* Text passage *
I have built myself 2 uTracers, but i diverted from the main line by using a
separate box containging one socket and a D-25 connector. This way i can
have short wires and no plugboard as i used D25 connectors wired for each
type of tube.
The boxes with sockets and plugs may be reused in an analogue circuit for
testing noise and microphonics, using the same personality plugs.
What are those beads which are connected to the tube socket pins ? Never saw those before.
Look like large ferrite beads, to supress RF oscillation. Needs to be close to the socket, you can't just place them after the patchbay, so all the tube pins need them as pinouts vary.
Ah, I already presumed this but never saw that special type.
Any idea where I can purchase these?
Wiring the bases in a tube tester
Hi Joe, I've just recently built one of these. I bought my beads from RapidOnline ... (can't use the link for some reason).
Ron from uTracer recommends the Wuerth ones ...
ferrite bead
Being a cheap skate, I bought the ones from Rapid. There are different approaches to including them in the wiring, though both are linked to the AVO solution. The key is to have a loop from the selector to the bases and back to the selector, and I think keeping similar loop lengths is also important. The difference is whether to add the beads at the pins (which I am aiming to do with smaller beads), or have them as part of the loops for each pin, but not on each base (as in the diagram linked to in the previous post).

* Entries supplied *
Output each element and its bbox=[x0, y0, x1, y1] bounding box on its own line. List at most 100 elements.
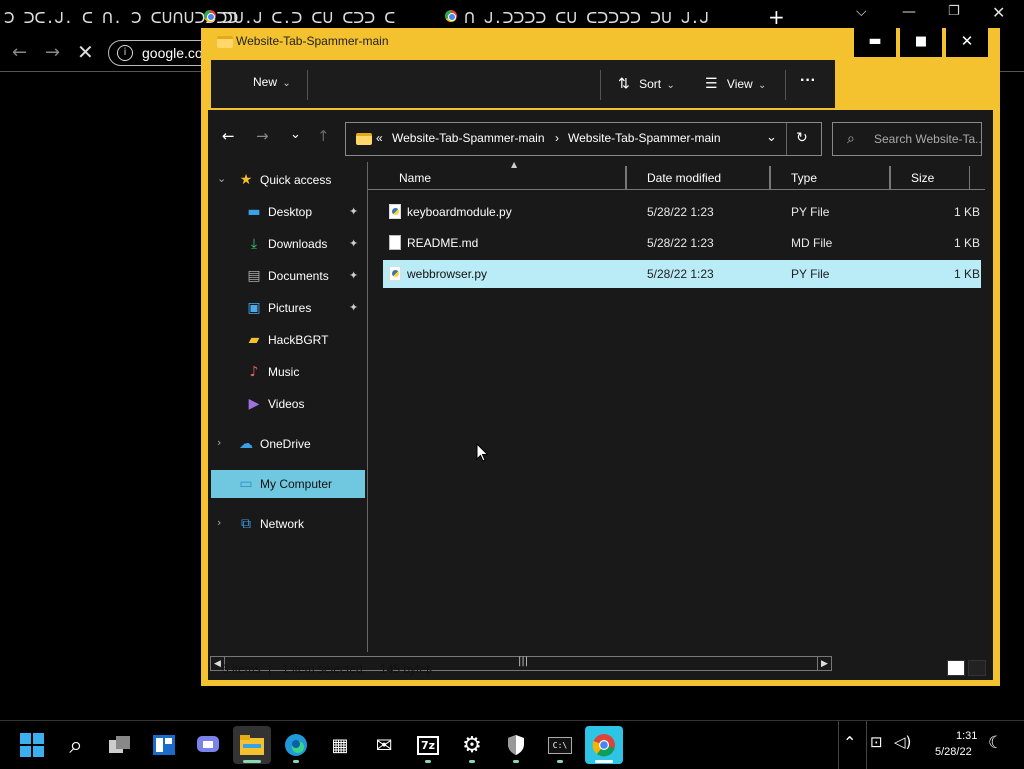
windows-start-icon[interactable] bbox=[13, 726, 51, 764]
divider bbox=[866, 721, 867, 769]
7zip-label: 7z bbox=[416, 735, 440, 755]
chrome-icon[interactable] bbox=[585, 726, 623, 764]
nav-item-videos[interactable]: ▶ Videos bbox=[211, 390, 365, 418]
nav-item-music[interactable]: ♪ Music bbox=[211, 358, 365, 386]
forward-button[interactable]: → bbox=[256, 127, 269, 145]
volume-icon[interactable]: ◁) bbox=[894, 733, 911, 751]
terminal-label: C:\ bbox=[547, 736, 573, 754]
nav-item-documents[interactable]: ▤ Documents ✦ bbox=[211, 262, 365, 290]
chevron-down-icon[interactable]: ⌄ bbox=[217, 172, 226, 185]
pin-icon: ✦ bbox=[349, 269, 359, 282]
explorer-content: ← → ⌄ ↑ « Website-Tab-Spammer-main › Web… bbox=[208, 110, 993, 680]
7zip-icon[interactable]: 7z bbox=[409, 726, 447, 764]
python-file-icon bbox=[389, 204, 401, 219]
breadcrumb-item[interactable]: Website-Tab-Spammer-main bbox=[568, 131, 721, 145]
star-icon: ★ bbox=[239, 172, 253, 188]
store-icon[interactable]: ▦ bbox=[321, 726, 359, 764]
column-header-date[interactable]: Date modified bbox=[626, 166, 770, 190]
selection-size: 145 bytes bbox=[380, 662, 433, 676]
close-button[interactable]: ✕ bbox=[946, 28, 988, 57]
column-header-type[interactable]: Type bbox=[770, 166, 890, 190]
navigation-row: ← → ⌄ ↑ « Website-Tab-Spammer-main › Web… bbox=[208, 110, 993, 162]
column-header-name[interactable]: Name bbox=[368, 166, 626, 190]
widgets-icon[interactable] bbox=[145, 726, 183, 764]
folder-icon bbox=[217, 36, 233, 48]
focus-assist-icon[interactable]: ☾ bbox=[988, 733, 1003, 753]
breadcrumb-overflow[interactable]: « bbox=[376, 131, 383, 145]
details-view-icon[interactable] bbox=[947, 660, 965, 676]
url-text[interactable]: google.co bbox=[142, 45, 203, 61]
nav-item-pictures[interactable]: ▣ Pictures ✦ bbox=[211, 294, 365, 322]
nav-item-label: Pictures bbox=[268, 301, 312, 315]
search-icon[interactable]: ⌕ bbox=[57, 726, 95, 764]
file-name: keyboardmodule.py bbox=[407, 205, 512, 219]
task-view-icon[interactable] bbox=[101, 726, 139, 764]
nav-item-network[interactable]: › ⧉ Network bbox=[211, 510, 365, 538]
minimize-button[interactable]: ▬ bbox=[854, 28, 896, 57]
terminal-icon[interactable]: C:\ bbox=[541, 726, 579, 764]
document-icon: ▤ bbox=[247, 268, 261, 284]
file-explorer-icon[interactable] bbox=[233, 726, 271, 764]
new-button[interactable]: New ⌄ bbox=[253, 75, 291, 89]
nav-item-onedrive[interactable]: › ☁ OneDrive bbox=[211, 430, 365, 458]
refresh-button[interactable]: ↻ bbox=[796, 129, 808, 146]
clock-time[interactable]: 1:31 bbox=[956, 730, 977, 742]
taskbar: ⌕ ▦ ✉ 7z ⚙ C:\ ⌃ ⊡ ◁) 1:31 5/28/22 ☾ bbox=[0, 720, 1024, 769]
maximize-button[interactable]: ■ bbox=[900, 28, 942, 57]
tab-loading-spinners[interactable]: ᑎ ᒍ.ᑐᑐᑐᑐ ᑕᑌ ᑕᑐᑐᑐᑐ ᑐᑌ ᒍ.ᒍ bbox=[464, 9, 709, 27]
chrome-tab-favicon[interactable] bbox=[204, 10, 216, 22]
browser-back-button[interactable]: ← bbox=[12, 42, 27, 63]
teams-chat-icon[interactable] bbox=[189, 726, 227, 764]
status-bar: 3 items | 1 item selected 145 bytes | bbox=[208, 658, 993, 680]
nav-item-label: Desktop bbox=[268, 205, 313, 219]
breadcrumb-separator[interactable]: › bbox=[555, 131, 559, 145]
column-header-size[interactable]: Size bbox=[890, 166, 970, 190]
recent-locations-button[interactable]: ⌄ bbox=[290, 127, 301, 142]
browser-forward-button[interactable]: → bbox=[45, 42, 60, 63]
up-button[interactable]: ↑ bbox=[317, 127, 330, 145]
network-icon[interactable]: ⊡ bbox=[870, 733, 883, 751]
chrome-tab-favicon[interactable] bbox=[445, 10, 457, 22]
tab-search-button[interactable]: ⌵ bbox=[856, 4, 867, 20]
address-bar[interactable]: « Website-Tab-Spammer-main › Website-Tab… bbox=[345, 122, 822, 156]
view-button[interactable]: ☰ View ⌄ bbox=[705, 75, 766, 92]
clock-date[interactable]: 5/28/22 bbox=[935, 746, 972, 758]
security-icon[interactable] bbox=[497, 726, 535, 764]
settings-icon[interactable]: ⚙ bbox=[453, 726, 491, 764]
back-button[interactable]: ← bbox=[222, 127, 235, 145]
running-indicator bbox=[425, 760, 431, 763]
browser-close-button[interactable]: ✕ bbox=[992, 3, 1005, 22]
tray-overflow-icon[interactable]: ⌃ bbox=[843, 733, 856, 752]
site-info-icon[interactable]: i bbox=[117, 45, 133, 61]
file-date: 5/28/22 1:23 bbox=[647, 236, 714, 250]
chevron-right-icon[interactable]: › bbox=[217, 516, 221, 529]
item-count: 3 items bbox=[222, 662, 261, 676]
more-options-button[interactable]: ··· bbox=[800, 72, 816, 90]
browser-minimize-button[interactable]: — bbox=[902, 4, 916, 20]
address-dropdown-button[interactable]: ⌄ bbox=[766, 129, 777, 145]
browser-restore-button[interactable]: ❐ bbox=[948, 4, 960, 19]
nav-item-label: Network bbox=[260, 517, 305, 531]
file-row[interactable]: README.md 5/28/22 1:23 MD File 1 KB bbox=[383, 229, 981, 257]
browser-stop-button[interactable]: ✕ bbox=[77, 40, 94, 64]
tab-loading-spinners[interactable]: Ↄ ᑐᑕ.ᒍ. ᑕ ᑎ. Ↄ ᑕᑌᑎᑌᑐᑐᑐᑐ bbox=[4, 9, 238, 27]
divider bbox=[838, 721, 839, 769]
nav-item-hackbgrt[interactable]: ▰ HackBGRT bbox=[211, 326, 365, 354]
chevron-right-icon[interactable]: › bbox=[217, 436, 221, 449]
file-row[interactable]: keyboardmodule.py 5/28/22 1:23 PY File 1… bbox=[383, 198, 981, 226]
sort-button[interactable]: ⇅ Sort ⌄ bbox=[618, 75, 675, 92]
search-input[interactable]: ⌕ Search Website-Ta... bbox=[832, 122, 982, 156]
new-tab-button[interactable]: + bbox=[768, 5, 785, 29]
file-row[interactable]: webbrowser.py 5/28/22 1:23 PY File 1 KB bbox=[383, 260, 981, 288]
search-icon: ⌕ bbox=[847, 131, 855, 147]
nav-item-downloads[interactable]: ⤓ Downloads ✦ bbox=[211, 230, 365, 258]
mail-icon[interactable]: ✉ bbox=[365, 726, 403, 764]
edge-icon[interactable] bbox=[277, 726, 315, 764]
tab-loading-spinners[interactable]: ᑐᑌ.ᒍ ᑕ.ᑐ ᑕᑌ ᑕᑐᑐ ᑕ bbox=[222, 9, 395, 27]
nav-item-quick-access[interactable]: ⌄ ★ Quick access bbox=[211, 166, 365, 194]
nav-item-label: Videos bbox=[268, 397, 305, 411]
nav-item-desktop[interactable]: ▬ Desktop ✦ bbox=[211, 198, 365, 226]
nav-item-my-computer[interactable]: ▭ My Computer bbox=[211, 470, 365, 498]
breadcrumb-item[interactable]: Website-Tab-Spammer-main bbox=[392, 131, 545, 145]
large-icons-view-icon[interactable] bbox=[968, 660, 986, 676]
---
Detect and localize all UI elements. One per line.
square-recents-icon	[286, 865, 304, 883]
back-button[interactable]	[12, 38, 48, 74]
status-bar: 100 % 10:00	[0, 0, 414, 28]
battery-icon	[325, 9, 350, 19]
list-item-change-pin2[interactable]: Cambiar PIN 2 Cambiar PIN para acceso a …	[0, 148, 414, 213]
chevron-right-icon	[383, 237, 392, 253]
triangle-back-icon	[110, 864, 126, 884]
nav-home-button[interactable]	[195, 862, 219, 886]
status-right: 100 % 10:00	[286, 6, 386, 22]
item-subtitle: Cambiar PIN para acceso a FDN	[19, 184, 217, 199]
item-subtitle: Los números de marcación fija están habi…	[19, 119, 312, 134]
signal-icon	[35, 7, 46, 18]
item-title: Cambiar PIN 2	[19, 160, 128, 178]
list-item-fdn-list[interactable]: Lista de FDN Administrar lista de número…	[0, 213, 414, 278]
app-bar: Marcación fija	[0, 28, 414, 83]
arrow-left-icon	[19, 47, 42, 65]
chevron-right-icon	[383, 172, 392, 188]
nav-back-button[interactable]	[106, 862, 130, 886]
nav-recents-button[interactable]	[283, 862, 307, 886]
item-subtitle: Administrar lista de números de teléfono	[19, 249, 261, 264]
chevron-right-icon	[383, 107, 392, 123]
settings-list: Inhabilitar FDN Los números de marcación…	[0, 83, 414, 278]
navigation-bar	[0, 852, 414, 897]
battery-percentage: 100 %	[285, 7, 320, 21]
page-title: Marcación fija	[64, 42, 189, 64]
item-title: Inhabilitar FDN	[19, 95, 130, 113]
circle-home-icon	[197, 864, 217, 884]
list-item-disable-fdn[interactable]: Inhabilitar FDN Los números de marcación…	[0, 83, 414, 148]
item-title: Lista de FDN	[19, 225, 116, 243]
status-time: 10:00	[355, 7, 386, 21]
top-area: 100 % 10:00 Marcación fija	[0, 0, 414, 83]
--
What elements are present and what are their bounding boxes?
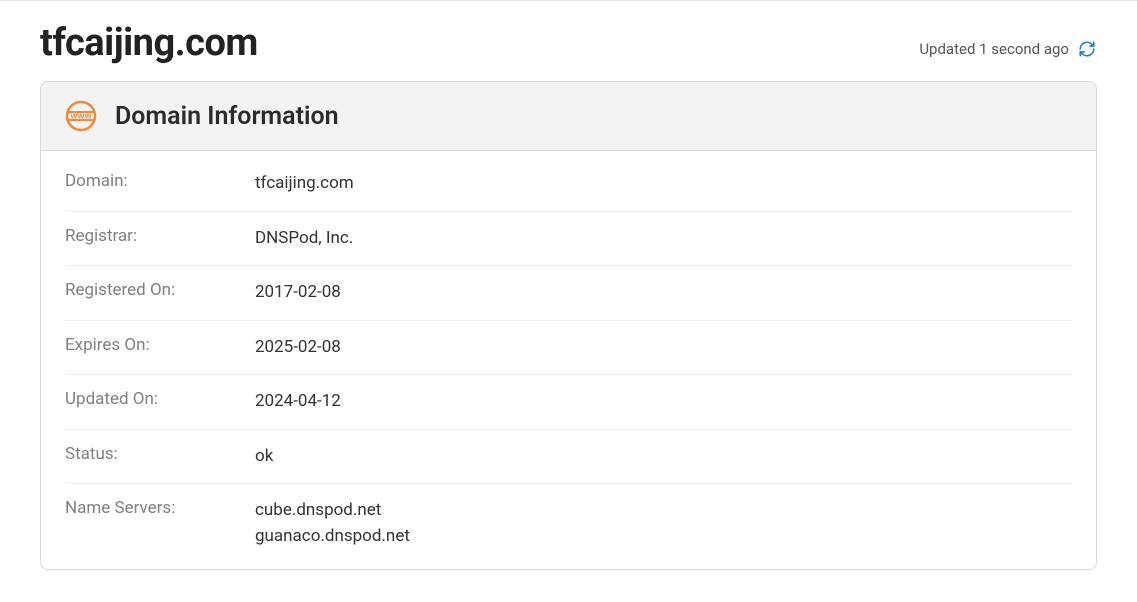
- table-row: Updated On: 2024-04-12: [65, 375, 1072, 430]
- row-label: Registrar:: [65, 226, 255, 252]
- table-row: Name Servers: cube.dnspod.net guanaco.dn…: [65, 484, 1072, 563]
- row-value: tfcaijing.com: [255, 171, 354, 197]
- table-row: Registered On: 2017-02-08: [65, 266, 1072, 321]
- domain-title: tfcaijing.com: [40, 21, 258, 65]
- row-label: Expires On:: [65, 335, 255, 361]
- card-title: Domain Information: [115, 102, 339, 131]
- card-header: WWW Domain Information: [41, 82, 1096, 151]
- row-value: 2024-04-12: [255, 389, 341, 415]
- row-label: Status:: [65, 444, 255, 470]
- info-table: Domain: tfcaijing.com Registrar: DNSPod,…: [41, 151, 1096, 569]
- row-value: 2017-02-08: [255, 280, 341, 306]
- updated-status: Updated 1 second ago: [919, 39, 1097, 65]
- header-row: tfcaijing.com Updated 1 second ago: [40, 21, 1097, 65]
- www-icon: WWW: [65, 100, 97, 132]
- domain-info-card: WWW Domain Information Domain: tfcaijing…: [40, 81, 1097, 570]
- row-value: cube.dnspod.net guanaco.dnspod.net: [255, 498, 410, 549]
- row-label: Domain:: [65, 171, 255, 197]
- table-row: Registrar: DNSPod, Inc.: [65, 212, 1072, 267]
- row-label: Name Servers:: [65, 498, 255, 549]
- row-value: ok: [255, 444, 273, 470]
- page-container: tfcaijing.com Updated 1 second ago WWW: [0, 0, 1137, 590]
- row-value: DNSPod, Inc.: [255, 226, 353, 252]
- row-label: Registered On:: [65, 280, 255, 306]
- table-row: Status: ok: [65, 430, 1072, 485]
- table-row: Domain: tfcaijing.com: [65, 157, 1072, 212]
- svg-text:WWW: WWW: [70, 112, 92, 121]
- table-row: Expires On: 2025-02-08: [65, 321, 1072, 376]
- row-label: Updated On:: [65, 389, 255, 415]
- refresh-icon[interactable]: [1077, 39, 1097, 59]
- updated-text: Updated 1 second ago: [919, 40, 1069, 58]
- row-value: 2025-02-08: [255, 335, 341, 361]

* Requirement *
Reproduce the passage of the tube tester thread starting with "I have built" and going on through "for some reason).". The lines are separate material, unrelated to the text.

* Written answer *
I have built myself 2 uTracers, but i diverted from the main line by using a
separate box containging one socket and a D-25 connector. This way i can
have short wires and no plugboard as i used D25 connectors wired for each
type of tube.
The boxes with sockets and plugs may be reused in an analogue circuit for
testing noise and microphonics, using the same personality plugs.
What are those beads which are connected to the tube socket pins ? Never saw those before.
Look like large ferrite beads, to supress RF oscillation. Needs to be close to the socket, you can't just place them after the patchbay, so all the tube pins need them as pinouts vary.
Ah, I already presumed this but never saw that special type.
Any idea where I can purchase these?
Wiring the bases in a tube tester
Hi Joe, I've just recently built one of these. I bought my beads from RapidOnline ... (can't use the link for some reason).